MATERIALS PROVIDED:
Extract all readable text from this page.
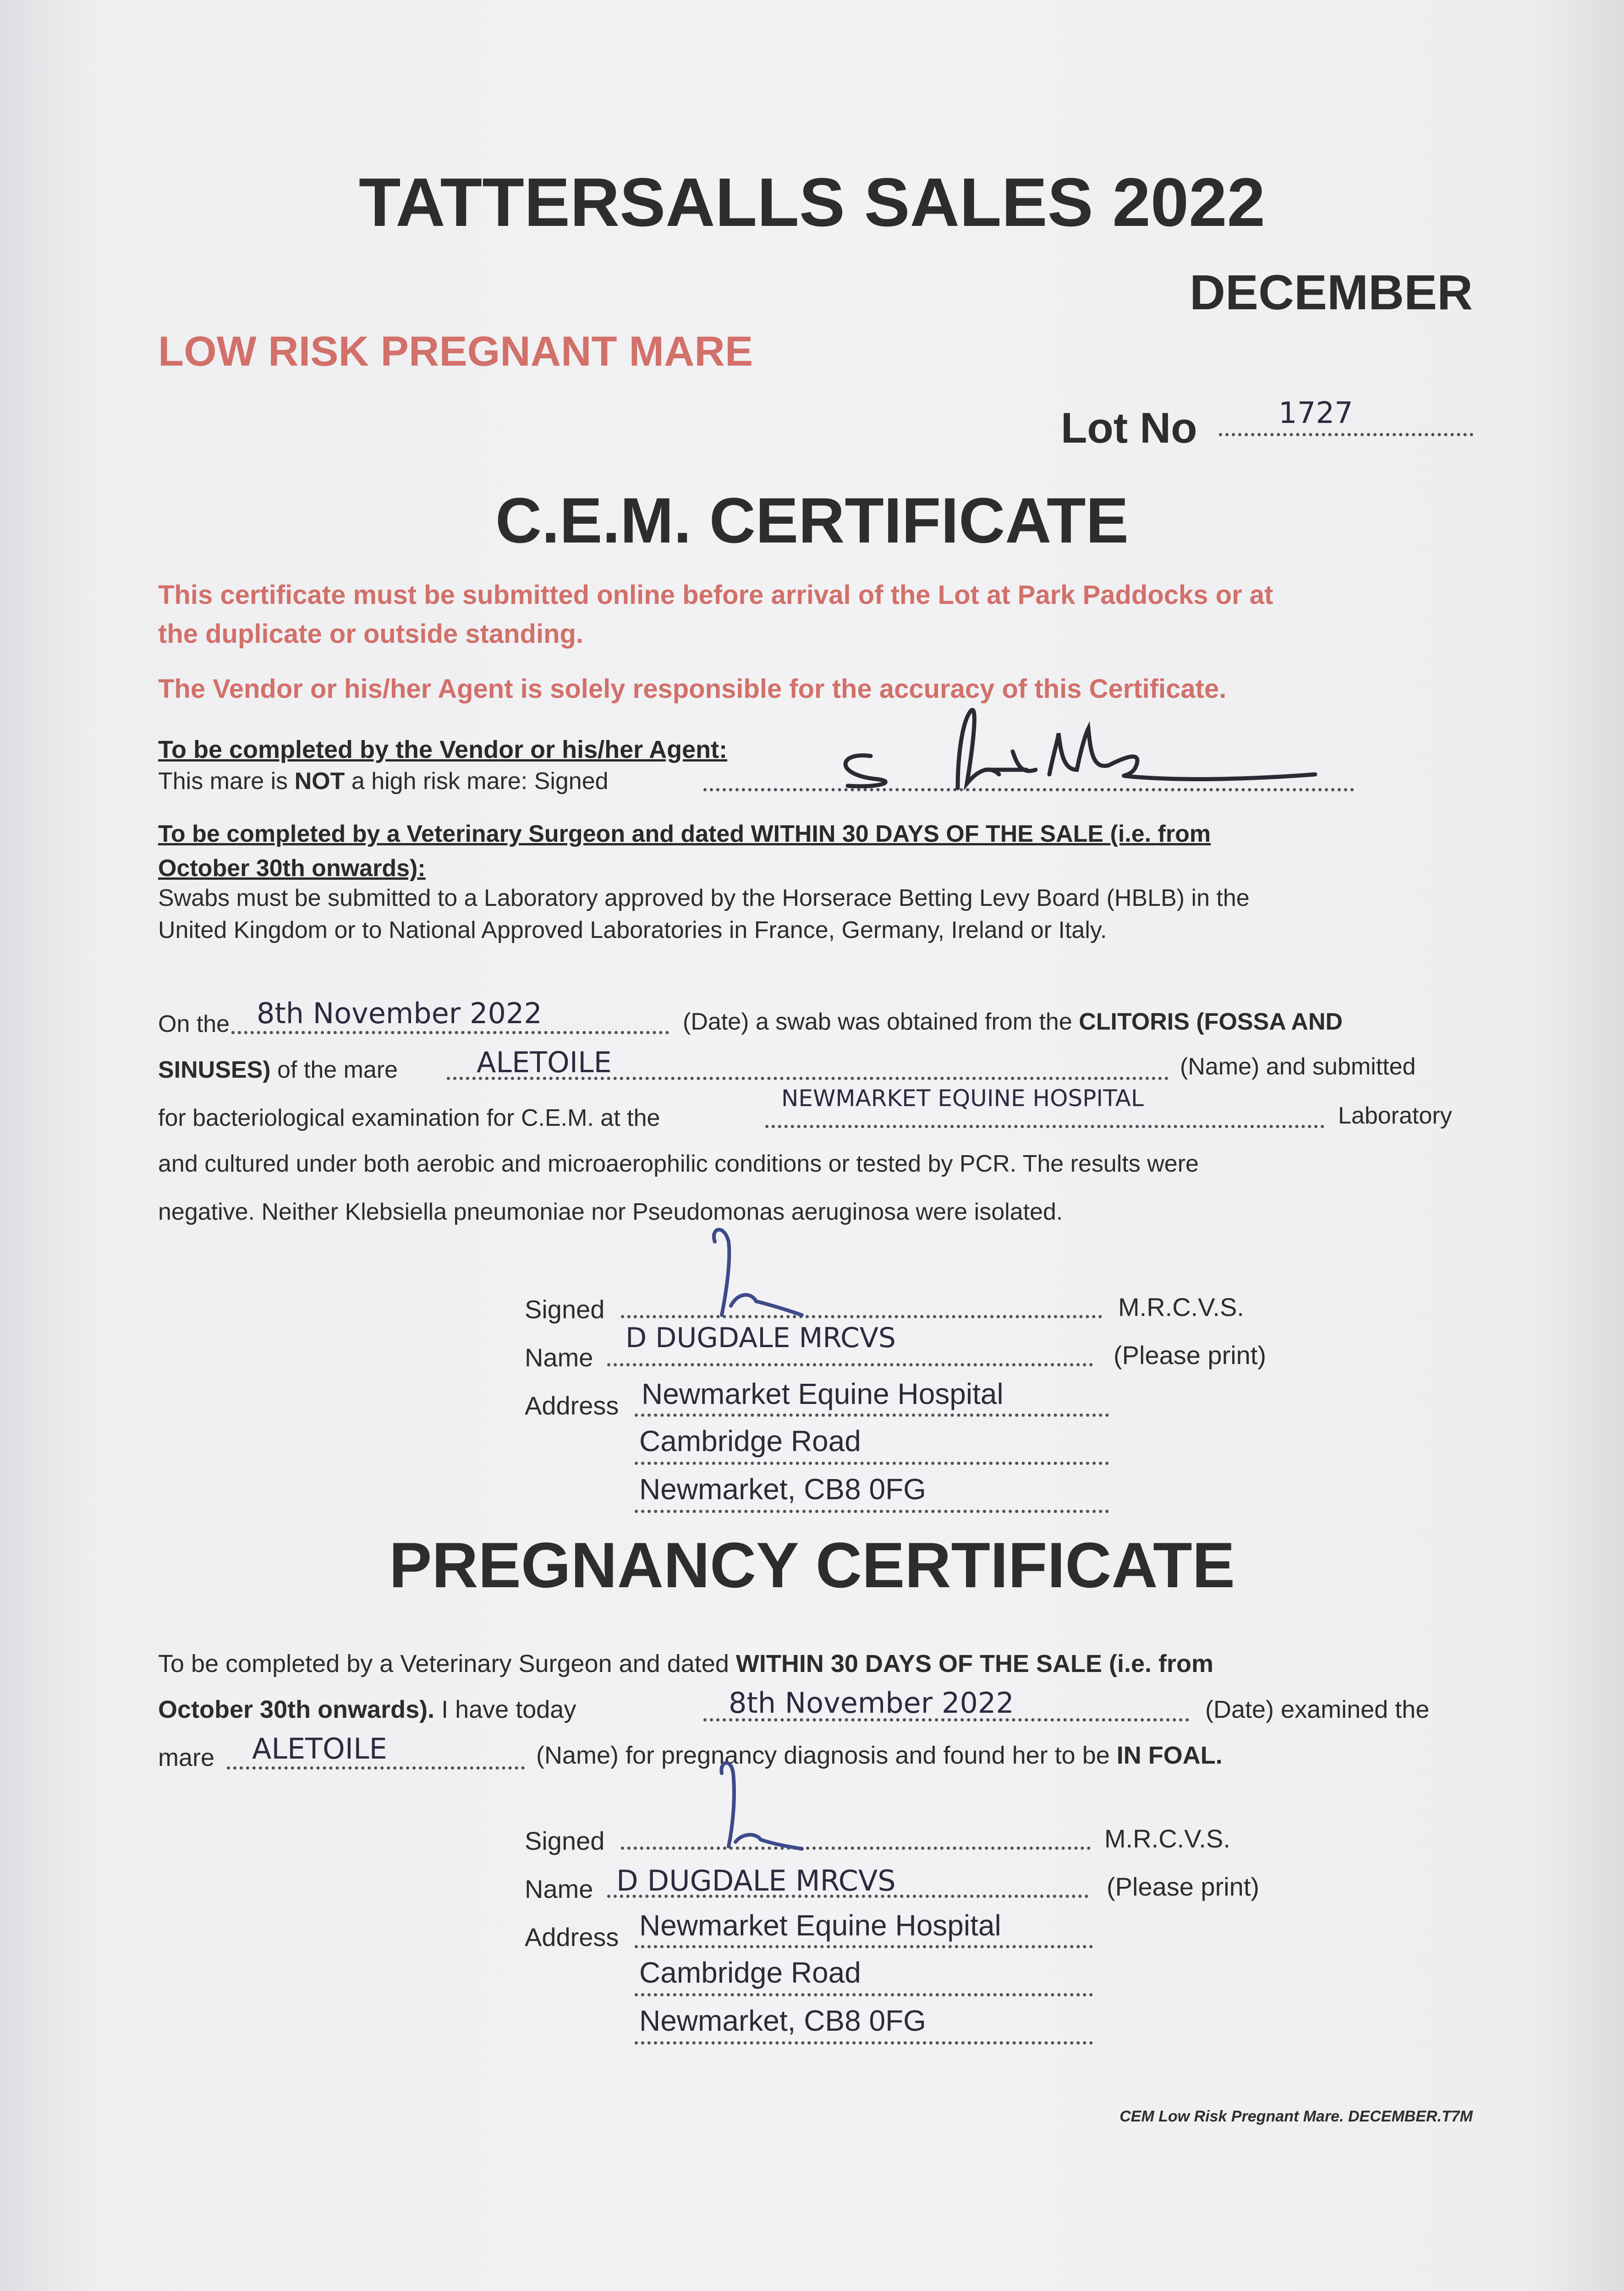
TATTERSALLS SALES 2022
DECEMBER
LOW RISK PREGNANT MARE
Lot No	1727
C.E.M. CERTIFICATE
This certificate must be submitted online before arrival of the Lot at Park Paddocks or at
the duplicate or outside standing.
The Vendor or his/her Agent is solely responsible for the accuracy of this Certificate.
To be completed by the Vendor or his/her Agent:
This mare is NOT a high risk mare: Signed
To be completed by a Veterinary Surgeon and dated WITHIN 30 DAYS OF THE SALE (i.e. from
October 30th onwards):
Swabs must be submitted to a Laboratory approved by the Horserace Betting Levy Board (HBLB) in the
United Kingdom or to National Approved Laboratories in France, Germany, Ireland or Italy.
On the 8th November 2022	(Date) a swab was obtained from the CLITORIS (FOSSA AND
SINUSES) of the mare	ALETOILE	(Name) and submitted
for bacteriological examination for C.E.M. at the
NEWMARKET EQUINE HOSPITAL
Laboratory
and cultured under both aerobic and microaerophilic conditions or tested by PCR. The results were
negative. Neither Klebsiella pneumoniae nor Pseudomonas aeruginosa were isolated.
Signed	M.R.C.V.S.
Name
D DUGDALE MRCVS
(Please print)
Address Newmarket Equine Hospital
Cambridge Road
Newmarket, CB8 0FG
PREGNANCY CERTIFICATE
To be completed by a Veterinary Surgeon and dated WITHIN 30 DAYS OF THE SALE (i.e. from
October 30th onwards). I have today	8th November 2022	(Date) examined the
mare ALETOILE	(Name) for pregnancy diagnosis and found her to be IN FOAL.
Signed	M.R.C.V.S.
Name D DUGDALE MRCVS	(Please print)
Address Newmarket Equine Hospital
Cambridge Road
Newmarket, CB8 0FG
CEM Low Risk Pregnant Mare. DECEMBER.T7M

REQUIREMENT:
Scan the lines above for the word "were" and copy every one where it occurs.

FINISHED TASK:
and cultured under both aerobic and microaerophilic conditions or tested by PCR. The results were
negative. Neither Klebsiella pneumoniae nor Pseudomonas aeruginosa were isolated.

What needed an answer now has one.